• _WHAT YOU HAVE TO DO_
Extract and list every line that contains the word "means".
************
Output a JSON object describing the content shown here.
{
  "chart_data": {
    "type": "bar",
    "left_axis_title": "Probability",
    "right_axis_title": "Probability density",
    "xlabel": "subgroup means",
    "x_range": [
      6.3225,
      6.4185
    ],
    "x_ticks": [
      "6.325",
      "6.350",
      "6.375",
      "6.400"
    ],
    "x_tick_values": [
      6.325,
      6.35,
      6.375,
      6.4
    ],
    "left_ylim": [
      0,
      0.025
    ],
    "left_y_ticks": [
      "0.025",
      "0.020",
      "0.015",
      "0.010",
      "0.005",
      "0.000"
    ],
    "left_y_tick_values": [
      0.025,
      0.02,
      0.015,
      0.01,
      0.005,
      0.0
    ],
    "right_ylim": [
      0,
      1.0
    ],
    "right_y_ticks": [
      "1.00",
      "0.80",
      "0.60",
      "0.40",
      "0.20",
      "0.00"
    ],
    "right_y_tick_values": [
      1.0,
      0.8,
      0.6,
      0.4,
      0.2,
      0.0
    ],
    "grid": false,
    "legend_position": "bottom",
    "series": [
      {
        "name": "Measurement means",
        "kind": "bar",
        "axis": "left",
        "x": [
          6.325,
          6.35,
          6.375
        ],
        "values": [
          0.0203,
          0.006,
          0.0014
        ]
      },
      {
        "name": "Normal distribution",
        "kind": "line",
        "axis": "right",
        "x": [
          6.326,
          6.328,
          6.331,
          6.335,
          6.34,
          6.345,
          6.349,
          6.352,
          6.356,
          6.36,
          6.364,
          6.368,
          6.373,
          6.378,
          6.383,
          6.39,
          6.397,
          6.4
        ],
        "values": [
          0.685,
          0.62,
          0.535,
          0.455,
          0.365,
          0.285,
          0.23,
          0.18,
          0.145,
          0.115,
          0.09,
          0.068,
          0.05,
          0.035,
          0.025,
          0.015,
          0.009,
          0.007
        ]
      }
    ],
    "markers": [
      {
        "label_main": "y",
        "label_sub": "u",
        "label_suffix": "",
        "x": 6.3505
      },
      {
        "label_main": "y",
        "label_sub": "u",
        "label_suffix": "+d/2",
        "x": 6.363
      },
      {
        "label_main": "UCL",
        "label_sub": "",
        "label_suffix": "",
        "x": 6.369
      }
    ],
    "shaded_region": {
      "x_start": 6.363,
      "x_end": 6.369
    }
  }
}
************
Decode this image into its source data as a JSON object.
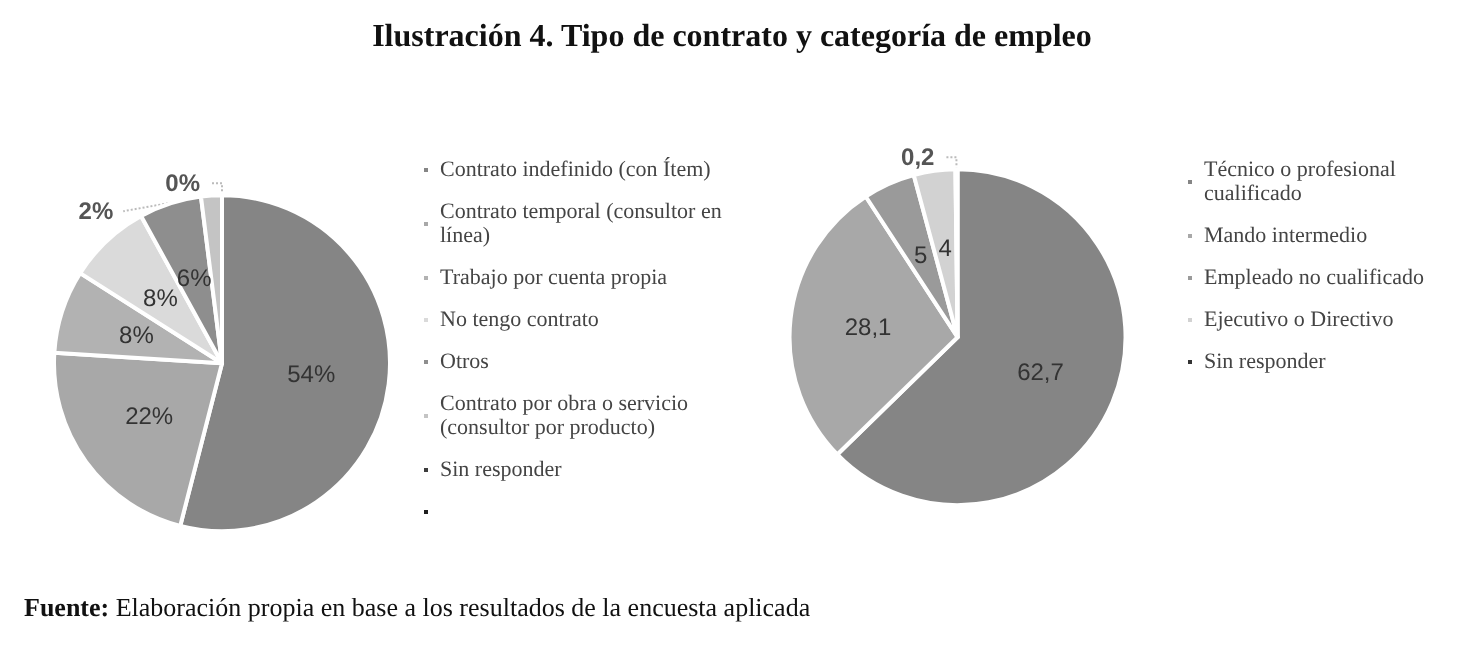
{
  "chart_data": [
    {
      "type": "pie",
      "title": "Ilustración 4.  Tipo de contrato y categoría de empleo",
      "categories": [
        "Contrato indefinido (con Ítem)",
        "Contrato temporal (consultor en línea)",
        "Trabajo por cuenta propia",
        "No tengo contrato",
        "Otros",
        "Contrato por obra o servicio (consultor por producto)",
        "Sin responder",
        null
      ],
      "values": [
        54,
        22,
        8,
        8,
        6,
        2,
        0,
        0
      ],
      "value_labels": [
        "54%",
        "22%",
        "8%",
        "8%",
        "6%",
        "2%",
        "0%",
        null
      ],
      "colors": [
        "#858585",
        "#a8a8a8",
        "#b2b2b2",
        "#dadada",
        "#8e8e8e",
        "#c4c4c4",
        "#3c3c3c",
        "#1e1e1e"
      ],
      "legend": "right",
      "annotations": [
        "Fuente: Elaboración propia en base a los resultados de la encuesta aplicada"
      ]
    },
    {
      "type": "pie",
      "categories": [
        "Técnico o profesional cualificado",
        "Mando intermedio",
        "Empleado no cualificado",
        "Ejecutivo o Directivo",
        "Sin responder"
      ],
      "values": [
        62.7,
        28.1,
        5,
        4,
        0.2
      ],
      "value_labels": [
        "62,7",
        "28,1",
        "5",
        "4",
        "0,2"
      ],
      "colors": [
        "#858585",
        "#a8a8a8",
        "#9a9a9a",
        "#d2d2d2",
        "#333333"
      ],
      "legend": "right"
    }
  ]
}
************
• _TASK ANSWER_
    "xlabel": "subgroup means",
        "name": "Measurement means",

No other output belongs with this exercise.